Objective.
Collect all lines from the records below that include the word "this".

* Start Exercise material *

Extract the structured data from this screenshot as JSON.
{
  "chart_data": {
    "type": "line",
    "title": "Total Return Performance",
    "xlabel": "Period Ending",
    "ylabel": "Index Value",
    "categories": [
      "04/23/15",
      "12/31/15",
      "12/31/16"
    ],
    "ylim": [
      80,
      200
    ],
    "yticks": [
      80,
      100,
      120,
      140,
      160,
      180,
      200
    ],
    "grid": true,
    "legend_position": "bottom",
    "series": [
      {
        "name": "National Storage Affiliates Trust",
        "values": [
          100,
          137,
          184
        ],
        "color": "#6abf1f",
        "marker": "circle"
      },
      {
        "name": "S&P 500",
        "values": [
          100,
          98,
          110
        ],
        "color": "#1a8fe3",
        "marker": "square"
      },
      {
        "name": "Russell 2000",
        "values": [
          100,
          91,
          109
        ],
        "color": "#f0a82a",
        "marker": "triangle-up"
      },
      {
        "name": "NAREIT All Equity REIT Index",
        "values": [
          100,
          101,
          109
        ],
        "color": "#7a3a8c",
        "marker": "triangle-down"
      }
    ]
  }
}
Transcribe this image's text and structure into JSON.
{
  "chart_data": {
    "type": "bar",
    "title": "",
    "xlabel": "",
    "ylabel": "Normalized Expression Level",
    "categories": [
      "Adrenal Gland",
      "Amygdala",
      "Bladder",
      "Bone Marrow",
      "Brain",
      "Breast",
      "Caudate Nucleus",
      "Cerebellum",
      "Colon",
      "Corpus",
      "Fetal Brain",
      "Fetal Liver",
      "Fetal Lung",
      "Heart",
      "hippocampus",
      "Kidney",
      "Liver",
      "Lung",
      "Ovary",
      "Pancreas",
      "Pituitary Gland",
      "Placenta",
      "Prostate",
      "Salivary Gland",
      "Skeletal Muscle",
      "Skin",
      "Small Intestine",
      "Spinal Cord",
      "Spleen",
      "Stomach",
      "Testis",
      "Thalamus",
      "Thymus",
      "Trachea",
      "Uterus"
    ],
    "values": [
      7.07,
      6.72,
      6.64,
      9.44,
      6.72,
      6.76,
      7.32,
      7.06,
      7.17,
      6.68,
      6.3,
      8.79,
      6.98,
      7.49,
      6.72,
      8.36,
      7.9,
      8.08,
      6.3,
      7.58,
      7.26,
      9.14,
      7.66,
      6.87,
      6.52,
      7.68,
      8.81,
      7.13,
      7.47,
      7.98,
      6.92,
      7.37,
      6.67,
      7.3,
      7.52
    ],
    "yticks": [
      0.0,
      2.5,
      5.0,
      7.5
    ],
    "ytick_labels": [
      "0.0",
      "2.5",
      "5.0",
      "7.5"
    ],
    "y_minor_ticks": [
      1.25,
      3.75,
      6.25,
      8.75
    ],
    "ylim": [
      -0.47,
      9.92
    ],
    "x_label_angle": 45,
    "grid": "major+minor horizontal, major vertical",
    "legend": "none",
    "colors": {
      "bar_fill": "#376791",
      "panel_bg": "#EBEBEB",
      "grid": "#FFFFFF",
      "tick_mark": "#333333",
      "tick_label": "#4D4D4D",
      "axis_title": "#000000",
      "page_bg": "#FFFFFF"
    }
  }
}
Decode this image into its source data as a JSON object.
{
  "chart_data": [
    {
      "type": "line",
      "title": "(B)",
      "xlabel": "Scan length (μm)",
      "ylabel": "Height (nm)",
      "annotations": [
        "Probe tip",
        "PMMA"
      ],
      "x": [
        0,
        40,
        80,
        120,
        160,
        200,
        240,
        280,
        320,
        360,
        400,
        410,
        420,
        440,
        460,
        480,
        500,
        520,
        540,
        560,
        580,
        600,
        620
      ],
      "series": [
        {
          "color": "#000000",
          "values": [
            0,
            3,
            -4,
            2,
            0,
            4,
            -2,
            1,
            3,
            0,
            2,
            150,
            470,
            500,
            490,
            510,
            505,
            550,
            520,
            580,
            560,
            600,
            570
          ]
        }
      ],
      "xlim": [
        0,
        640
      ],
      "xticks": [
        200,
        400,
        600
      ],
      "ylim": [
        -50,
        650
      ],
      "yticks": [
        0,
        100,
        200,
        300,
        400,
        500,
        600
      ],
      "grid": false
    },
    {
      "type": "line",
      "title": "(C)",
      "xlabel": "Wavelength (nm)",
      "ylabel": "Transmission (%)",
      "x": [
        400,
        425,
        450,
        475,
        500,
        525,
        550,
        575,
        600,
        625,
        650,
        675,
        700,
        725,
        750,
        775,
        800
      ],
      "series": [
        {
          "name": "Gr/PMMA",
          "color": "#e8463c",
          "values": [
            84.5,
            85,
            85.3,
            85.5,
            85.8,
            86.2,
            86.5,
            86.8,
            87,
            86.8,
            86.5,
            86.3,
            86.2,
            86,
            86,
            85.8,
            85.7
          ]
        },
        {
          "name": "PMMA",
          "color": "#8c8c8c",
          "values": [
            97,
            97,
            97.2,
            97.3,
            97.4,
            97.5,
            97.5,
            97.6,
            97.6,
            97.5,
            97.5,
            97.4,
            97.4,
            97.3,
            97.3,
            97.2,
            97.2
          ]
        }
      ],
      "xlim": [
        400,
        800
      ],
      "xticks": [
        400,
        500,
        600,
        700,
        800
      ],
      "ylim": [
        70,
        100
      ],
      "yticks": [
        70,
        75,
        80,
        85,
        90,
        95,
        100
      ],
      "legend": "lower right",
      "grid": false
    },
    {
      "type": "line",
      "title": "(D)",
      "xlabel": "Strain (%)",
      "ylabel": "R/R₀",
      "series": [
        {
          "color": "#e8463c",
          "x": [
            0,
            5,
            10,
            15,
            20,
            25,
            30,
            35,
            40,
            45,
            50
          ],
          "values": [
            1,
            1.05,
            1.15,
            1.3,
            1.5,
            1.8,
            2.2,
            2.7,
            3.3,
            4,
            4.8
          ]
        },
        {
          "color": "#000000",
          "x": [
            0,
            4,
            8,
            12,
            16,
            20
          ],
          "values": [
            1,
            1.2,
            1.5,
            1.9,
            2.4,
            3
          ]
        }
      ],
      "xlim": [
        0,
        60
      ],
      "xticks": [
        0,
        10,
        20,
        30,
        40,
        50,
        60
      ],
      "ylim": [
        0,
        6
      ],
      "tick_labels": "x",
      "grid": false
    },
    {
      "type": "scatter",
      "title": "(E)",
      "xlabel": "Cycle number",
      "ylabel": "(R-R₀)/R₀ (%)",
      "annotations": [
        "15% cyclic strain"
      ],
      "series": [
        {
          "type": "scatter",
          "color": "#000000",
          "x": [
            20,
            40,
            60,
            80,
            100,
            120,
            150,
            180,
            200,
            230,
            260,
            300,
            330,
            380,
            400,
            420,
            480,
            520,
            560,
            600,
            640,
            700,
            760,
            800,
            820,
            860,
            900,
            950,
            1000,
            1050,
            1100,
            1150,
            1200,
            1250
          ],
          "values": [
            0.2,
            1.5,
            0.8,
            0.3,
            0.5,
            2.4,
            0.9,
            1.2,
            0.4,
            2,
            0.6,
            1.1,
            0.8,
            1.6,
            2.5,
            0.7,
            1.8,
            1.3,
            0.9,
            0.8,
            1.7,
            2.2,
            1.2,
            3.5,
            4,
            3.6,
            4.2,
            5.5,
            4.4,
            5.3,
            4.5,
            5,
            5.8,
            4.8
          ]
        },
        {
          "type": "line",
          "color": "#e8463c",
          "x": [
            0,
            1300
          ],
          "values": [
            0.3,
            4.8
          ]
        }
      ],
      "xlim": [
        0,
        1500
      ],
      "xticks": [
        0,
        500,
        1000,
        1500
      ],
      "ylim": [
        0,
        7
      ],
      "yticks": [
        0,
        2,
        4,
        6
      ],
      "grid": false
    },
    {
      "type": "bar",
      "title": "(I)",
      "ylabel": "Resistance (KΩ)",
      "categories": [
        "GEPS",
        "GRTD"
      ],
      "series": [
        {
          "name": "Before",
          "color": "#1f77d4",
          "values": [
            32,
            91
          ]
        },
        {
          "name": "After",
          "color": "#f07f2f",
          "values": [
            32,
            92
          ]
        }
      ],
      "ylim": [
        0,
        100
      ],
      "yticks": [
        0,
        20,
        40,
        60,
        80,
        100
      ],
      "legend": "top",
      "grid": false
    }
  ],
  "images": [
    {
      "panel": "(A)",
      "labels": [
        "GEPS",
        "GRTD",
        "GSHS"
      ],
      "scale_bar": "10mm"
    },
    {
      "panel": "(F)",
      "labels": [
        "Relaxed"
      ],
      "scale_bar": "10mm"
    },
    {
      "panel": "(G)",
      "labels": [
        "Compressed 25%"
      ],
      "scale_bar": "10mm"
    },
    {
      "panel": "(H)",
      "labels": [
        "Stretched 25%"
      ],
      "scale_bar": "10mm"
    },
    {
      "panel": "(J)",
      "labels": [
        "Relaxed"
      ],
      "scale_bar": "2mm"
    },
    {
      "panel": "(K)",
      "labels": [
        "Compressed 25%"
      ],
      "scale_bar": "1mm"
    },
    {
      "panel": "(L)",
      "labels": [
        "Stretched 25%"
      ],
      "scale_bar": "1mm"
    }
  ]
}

* End Exercise material *

Expected output.
Extract the structured data from this screenshot as JSON.
Transcribe this image's text and structure into JSON.
Decode this image into its source data as a JSON object.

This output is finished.